Collection entries
------------------------------
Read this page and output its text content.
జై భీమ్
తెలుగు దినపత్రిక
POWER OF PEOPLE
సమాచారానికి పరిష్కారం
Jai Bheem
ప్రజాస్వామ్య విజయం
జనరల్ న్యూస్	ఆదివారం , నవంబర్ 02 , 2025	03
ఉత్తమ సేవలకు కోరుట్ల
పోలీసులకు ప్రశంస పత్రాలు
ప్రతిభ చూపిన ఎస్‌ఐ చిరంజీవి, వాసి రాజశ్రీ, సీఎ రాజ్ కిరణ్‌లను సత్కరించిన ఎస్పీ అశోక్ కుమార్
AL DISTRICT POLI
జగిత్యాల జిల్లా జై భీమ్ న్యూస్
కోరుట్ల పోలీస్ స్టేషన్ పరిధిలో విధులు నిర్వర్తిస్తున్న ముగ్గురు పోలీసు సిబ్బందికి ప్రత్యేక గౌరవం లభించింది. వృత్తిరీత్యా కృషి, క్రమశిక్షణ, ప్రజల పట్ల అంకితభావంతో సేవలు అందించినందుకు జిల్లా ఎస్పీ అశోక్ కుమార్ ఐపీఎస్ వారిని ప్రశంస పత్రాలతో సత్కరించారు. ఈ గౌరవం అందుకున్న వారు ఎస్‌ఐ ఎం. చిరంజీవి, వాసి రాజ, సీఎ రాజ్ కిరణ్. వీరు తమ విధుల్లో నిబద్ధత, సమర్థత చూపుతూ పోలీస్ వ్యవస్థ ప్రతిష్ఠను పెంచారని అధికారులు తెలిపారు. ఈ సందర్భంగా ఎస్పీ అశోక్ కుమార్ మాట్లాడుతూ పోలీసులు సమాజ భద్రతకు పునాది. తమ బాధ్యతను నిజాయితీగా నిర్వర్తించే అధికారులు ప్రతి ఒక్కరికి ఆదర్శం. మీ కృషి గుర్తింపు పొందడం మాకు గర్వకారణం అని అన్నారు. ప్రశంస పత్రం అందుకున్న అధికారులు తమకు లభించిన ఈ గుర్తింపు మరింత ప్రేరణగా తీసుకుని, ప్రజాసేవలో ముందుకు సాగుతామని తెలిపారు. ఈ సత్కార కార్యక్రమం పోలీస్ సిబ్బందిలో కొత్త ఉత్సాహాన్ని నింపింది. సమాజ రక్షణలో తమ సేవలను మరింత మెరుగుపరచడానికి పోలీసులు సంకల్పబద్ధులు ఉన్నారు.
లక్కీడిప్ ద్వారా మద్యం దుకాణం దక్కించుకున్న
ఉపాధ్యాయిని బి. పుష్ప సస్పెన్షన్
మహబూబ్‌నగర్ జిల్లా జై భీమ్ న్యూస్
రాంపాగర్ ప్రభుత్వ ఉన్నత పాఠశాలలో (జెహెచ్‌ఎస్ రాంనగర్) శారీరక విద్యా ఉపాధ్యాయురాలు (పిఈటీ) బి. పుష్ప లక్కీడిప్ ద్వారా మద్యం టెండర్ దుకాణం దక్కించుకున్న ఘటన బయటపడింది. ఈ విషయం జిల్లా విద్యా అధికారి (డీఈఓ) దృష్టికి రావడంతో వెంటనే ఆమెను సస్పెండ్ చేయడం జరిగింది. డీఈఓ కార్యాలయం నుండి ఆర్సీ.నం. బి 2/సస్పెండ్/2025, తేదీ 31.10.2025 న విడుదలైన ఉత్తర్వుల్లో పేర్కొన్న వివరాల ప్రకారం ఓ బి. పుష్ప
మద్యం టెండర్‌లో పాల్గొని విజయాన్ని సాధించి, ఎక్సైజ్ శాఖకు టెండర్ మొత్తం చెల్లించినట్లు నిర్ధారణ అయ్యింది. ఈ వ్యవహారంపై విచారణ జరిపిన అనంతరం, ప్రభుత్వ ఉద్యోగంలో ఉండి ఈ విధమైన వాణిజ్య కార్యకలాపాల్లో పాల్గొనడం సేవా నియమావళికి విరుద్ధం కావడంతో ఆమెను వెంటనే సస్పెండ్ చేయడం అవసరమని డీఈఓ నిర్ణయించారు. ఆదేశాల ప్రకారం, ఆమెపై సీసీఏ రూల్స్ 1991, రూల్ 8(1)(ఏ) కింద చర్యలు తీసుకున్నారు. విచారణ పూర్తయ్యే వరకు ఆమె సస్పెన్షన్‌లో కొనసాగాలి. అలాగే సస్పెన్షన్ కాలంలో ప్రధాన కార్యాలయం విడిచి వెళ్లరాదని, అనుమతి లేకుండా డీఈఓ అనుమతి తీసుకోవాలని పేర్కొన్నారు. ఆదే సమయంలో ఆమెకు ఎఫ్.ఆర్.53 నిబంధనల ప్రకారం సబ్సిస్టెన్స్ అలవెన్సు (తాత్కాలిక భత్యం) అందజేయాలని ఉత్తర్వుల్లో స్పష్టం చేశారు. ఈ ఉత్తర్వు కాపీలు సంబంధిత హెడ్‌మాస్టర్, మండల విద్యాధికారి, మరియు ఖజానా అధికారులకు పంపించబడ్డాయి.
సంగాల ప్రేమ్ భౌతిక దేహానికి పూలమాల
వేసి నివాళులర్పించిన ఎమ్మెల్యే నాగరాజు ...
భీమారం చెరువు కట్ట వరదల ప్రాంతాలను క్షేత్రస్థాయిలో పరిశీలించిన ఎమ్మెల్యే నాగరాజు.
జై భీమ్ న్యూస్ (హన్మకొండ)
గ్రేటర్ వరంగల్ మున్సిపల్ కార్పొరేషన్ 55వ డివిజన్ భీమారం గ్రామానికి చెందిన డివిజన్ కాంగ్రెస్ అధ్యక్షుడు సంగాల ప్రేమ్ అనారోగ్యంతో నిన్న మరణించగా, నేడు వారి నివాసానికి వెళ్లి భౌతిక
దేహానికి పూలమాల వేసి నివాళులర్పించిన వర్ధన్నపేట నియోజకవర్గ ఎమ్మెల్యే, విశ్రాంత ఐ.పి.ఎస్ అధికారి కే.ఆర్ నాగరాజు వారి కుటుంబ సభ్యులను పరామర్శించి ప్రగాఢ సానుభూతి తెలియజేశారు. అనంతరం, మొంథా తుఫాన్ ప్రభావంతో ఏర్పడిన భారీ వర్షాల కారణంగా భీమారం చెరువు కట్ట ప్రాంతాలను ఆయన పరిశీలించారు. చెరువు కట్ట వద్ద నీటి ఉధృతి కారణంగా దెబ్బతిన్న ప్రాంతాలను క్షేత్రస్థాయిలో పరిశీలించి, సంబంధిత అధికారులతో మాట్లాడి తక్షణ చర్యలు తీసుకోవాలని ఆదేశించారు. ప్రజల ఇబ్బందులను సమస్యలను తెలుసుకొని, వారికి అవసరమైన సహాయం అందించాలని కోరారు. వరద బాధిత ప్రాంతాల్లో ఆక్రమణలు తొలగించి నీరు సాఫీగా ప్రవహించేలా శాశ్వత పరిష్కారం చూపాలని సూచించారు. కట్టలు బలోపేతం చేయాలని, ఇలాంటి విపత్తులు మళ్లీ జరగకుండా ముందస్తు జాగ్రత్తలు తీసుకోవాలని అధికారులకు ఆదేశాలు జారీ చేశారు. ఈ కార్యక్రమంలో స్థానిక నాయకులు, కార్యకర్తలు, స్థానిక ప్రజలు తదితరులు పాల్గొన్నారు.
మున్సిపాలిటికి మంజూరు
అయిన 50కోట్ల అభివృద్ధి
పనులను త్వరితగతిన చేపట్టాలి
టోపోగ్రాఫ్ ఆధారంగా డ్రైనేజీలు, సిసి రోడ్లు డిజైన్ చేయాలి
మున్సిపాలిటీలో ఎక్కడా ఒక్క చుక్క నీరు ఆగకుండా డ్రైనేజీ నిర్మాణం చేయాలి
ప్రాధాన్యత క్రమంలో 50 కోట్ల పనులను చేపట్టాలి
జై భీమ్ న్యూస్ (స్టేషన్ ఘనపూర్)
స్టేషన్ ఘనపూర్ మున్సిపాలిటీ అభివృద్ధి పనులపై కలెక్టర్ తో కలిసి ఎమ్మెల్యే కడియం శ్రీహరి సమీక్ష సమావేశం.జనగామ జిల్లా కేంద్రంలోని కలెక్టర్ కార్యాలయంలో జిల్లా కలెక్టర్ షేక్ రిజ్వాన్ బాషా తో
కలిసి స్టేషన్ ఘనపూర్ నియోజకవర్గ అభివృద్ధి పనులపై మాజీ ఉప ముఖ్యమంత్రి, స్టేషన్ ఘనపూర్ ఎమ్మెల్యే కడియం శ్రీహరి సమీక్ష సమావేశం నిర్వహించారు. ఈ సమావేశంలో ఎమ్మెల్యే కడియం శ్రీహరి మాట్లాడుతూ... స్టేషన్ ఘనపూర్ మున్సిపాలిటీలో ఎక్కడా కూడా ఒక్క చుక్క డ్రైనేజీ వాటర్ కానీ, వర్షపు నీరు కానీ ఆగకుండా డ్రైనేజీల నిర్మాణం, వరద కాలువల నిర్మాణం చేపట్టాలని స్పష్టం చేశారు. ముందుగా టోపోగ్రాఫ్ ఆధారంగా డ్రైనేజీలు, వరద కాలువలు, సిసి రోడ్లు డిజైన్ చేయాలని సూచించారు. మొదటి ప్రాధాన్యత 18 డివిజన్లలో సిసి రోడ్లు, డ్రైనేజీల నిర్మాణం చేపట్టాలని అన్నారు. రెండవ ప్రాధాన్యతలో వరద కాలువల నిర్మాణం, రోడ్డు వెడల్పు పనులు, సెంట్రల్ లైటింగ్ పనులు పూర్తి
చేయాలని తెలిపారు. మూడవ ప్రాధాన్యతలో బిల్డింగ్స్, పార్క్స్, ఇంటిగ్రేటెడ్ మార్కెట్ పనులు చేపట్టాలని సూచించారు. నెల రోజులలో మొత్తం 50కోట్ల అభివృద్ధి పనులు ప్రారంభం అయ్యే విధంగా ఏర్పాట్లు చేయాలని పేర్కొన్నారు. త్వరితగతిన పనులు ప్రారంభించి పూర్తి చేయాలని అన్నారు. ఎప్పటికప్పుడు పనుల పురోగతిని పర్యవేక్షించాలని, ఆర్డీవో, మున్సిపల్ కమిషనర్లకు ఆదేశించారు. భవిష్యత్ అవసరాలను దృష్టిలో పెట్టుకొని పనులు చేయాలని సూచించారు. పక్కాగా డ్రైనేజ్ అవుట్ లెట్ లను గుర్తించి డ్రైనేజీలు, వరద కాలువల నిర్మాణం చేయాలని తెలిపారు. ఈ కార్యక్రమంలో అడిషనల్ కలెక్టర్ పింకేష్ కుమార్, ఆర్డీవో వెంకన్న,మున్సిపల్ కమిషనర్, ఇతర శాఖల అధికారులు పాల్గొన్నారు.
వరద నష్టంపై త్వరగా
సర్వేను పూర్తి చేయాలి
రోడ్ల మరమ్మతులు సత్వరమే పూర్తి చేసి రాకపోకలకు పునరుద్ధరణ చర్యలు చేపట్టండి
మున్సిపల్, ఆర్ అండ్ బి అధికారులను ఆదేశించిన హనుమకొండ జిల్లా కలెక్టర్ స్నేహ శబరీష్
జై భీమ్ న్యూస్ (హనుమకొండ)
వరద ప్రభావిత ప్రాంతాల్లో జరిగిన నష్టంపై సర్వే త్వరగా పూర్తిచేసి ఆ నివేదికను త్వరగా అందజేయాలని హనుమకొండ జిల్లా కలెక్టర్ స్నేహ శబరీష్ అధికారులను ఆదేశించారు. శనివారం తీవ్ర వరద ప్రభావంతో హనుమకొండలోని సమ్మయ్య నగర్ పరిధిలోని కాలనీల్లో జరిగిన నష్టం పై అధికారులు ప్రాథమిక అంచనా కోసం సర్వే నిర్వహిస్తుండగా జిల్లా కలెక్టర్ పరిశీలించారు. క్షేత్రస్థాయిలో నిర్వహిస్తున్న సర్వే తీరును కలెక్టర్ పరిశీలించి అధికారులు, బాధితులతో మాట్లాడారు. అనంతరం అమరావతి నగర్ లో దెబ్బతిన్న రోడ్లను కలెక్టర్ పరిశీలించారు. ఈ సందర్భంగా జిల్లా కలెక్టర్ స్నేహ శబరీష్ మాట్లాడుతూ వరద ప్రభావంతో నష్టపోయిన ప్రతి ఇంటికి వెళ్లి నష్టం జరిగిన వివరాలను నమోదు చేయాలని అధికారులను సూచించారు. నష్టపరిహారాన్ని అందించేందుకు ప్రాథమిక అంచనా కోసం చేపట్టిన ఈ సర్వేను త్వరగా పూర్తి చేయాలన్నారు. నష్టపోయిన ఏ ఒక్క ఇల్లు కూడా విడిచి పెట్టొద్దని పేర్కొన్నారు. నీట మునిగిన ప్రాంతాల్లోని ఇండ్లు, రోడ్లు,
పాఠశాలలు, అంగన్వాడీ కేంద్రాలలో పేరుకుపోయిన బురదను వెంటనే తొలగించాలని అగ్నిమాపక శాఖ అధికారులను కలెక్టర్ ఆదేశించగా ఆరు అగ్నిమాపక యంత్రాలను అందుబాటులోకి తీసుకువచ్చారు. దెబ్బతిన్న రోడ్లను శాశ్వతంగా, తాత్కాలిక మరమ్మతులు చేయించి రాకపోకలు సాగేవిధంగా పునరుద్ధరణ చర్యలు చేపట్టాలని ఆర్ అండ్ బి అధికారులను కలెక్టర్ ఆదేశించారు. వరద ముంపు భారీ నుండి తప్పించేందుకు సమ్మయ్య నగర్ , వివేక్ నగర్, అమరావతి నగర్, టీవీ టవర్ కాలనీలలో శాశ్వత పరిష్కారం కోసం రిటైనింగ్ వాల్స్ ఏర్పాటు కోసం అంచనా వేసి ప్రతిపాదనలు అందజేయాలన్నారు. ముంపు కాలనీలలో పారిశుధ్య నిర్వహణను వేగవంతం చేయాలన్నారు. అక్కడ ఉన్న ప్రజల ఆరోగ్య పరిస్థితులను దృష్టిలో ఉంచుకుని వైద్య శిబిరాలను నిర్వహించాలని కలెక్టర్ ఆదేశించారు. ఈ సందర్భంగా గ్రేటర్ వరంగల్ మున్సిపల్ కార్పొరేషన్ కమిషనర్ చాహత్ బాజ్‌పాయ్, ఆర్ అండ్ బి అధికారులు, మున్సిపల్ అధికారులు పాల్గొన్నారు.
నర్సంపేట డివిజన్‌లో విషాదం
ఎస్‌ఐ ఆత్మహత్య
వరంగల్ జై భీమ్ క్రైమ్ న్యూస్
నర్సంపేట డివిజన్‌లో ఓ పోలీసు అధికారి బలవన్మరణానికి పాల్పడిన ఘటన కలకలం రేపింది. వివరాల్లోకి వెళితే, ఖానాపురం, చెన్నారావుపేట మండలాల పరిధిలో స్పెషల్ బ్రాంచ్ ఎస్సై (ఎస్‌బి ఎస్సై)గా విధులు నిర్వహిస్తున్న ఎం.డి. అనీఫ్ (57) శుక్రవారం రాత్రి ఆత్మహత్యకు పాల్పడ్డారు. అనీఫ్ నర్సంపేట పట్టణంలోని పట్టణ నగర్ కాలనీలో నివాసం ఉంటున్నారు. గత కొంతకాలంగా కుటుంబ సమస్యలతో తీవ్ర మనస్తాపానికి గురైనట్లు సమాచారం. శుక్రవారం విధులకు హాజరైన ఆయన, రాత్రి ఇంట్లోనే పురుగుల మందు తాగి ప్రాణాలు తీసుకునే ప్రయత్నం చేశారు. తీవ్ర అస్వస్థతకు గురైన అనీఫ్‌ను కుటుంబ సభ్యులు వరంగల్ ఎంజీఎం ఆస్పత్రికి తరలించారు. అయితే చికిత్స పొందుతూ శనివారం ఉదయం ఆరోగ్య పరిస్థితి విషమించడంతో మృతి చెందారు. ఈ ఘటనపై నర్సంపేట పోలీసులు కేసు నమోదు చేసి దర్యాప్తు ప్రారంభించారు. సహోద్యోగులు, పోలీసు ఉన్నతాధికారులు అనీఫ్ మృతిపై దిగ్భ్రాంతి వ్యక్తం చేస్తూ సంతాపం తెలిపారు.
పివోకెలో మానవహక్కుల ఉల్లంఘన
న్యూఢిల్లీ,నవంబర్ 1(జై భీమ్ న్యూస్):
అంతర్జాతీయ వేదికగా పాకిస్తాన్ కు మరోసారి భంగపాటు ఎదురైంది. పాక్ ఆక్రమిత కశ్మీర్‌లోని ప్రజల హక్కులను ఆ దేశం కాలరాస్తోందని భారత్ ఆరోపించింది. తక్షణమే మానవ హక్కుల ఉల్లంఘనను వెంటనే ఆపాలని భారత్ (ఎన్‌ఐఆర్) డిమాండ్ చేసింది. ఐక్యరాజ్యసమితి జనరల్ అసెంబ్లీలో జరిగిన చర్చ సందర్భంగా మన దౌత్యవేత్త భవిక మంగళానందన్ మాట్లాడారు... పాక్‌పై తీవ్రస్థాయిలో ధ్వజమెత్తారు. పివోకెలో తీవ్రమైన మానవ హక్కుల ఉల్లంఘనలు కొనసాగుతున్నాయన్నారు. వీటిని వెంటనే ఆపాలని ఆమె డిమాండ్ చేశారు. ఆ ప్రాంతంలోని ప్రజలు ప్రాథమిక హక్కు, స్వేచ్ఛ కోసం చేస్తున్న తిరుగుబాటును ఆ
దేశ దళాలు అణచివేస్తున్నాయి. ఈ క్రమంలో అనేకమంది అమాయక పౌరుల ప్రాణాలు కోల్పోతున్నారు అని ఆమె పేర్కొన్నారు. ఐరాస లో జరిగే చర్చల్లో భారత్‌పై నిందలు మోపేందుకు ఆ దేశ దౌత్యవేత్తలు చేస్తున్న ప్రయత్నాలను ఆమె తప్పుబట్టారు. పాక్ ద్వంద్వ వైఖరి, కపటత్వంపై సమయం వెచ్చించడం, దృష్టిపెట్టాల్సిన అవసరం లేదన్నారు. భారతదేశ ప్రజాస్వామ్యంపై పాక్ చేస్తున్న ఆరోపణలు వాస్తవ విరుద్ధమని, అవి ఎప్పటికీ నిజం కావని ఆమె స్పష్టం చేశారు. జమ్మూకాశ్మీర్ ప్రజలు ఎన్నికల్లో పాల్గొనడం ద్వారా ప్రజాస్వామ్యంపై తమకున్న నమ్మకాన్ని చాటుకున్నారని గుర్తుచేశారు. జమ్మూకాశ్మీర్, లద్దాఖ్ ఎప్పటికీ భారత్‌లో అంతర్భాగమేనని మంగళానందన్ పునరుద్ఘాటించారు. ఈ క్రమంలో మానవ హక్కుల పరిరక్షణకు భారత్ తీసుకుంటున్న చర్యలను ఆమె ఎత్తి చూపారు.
------------------------------
### What this task involves
Scan the listing above and copy all lines containing the word "జనరల".

### Task answer
జనరల్ న్యూస్	ఆదివారం , నవంబర్ 02 , 2025	03
అంతర్జాతీయ వేదికగా పాకిస్తాన్ కు మరోసారి భంగపాటు ఎదురైంది. పాక్ ఆక్రమిత కశ్మీర్‌లోని ప్రజల హక్కులను ఆ దేశం కాలరాస్తోందని భారత్ ఆరోపించింది. తక్షణమే మానవ హక్కుల ఉల్లంఘనను వెంటనే ఆపాలని భారత్ (ఎన్‌ఐఆర్) డిమాండ్ చేసింది. ఐక్యరాజ్యసమితి జనరల్ అసెంబ్లీలో జరిగిన చర్చ సందర్భంగా మన దౌత్యవేత్త భవిక మంగళానందన్ మాట్లాడారు... పాక్‌పై తీవ్రస్థాయిలో ధ్వజమెత్తారు. పివోకెలో తీవ్రమైన మానవ హక్కుల ఉల్లంఘనలు కొనసాగుతున్నాయన్నారు. వీటిని వెంటనే ఆపాలని ఆమె డిమాండ్ చేశారు. ఆ ప్రాంతంలోని ప్రజలు ప్రాథమిక హక్కు, స్వేచ్ఛ కోసం చేస్తున్న తిరుగుబాటును ఆ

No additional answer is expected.